**What needs to be done**
Check each line of the material below for "Carburetor", then copy the ones that contain it.

**Records contained in a dataset**
※

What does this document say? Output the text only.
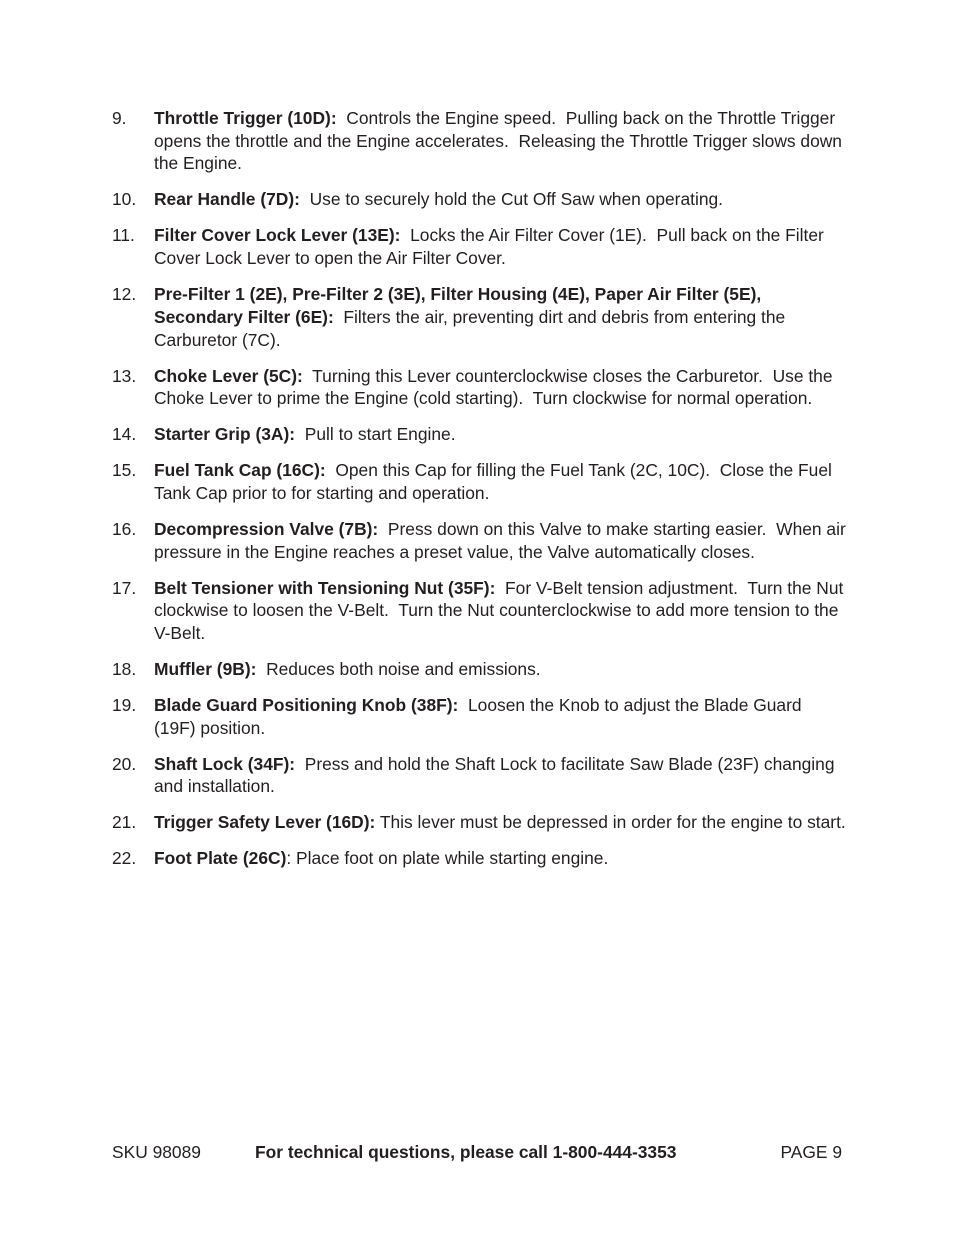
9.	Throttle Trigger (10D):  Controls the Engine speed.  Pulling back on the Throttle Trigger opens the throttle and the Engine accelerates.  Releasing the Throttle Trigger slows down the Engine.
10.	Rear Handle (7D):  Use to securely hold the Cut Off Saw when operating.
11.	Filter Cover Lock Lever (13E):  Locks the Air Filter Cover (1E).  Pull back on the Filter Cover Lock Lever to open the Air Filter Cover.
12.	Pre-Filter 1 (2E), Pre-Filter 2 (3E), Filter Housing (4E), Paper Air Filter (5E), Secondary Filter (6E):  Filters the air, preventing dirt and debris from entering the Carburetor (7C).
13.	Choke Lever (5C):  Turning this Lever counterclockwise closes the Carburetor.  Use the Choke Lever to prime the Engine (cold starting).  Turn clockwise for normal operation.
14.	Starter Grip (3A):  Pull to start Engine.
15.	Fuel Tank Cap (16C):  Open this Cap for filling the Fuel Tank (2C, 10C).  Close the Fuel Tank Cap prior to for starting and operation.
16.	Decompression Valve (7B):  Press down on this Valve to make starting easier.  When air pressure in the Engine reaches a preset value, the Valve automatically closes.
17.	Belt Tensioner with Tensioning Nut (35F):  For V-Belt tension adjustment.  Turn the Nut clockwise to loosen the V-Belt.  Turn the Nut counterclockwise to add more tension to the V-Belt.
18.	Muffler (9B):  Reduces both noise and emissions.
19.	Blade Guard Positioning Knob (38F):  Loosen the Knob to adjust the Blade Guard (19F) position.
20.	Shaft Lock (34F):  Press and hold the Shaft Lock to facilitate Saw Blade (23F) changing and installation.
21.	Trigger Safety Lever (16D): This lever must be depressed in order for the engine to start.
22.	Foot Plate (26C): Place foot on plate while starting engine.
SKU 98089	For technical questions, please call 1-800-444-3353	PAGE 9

※

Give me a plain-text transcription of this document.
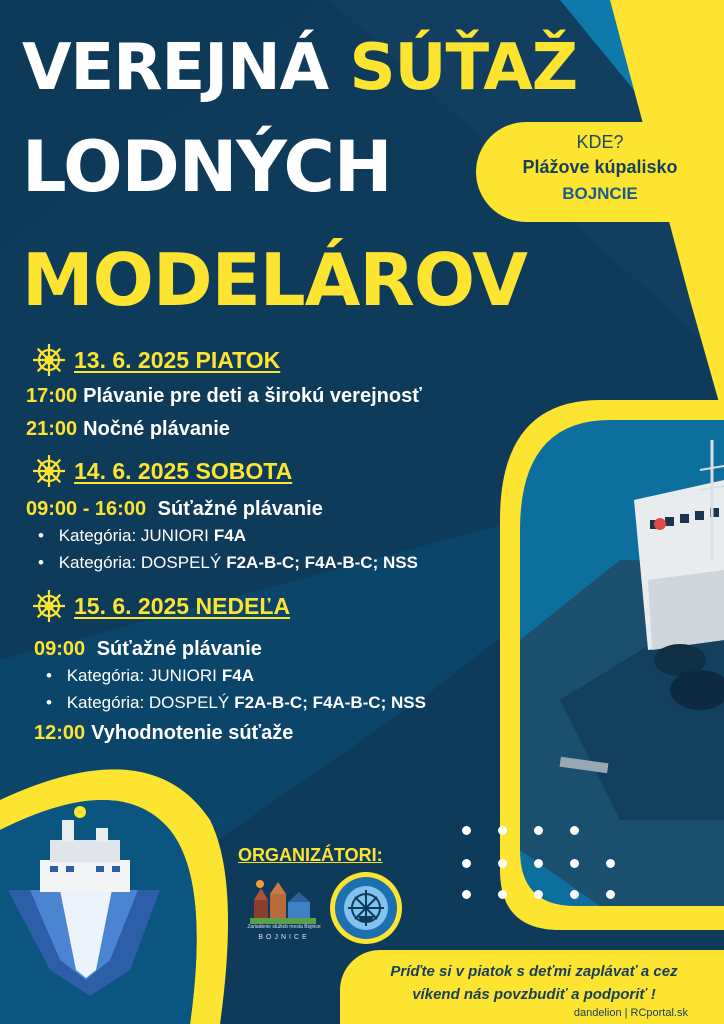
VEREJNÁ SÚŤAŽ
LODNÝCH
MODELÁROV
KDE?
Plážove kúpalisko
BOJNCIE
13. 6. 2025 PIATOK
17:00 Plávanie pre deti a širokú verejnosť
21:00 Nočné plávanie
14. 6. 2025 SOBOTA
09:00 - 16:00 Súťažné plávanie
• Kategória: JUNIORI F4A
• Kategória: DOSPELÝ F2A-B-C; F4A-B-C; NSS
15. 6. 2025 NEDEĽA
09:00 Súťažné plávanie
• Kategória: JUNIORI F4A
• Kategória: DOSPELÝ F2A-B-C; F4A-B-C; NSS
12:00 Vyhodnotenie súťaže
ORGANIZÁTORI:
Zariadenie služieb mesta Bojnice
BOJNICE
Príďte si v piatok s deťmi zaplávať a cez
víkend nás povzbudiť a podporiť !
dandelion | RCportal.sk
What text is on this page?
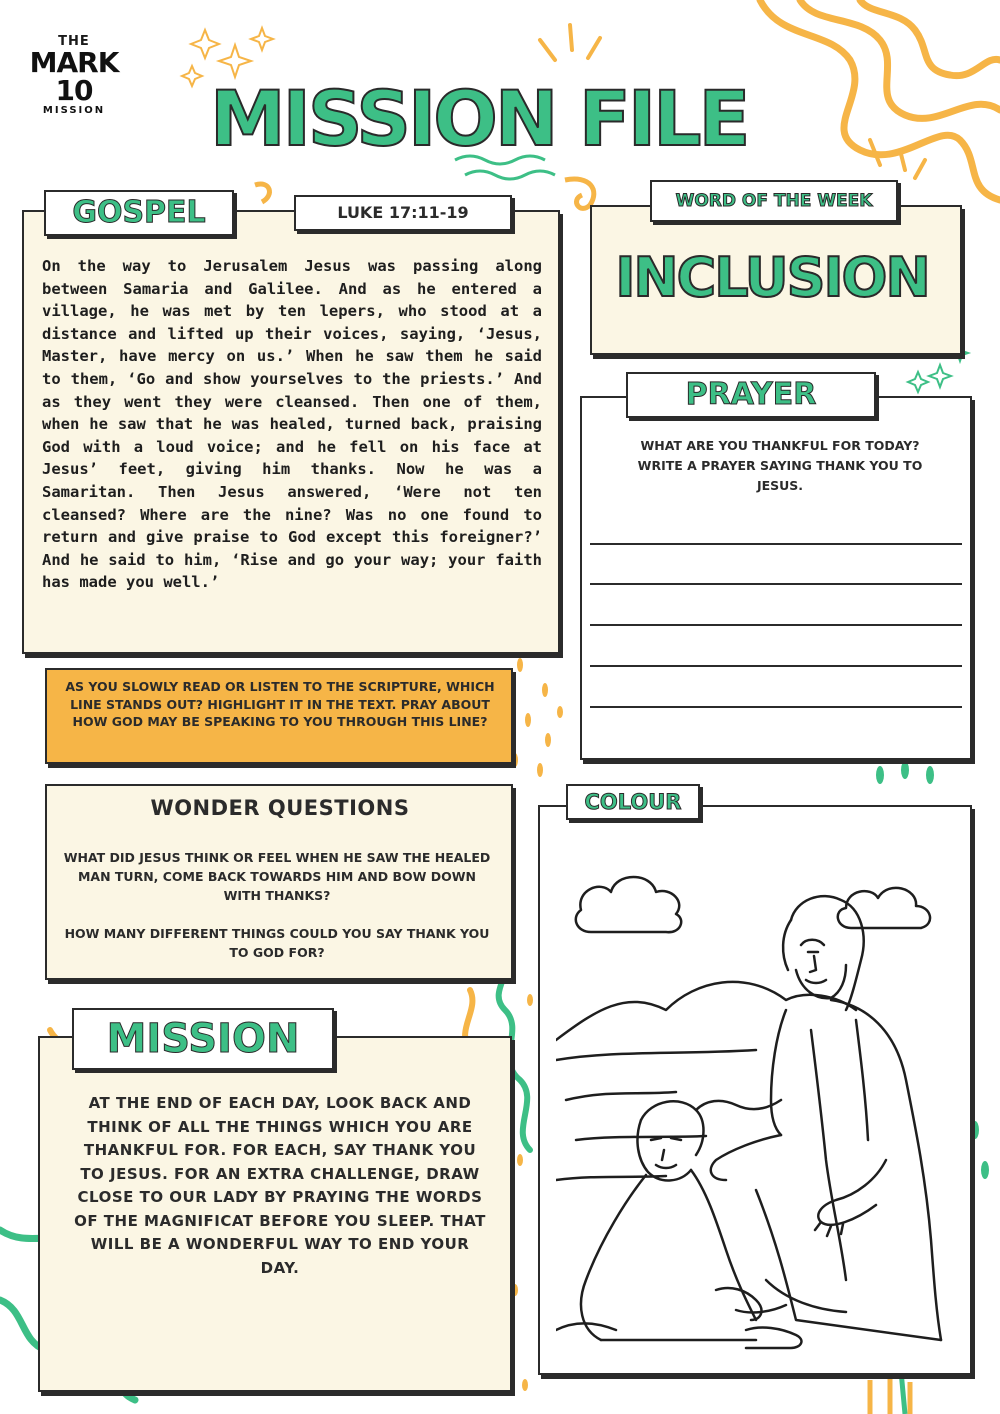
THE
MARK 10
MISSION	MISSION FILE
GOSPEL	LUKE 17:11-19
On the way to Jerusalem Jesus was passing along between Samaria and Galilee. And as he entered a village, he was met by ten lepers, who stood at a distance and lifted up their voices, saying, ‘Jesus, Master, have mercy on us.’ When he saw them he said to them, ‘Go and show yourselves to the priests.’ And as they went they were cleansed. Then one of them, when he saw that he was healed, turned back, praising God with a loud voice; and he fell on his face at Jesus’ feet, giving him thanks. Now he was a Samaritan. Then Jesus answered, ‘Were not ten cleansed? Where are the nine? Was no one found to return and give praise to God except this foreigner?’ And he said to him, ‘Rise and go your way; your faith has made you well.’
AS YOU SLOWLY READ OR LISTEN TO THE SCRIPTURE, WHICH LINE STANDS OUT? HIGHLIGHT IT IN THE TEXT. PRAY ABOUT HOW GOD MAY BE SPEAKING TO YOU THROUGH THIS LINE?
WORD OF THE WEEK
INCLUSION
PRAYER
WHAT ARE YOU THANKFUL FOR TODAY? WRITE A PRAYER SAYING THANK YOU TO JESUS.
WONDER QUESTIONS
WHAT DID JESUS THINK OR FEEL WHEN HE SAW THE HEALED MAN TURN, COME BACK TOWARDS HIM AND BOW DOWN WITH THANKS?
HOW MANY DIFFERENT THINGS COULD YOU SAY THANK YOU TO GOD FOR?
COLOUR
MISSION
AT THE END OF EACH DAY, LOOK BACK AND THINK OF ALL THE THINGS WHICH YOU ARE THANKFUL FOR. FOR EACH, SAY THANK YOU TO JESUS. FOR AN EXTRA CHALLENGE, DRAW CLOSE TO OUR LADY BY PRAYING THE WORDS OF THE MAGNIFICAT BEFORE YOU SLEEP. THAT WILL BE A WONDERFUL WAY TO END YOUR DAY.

※

**Result**
12.	Pre-Filter 1 (2E), Pre-Filter 2 (3E), Filter Housing (4E), Paper Air Filter (5E), Secondary Filter (6E):  Filters the air, preventing dirt and debris from entering the Carburetor (7C).
13.	Choke Lever (5C):  Turning this Lever counterclockwise closes the Carburetor.  Use the Choke Lever to prime the Engine (cold starting).  Turn clockwise for normal operation.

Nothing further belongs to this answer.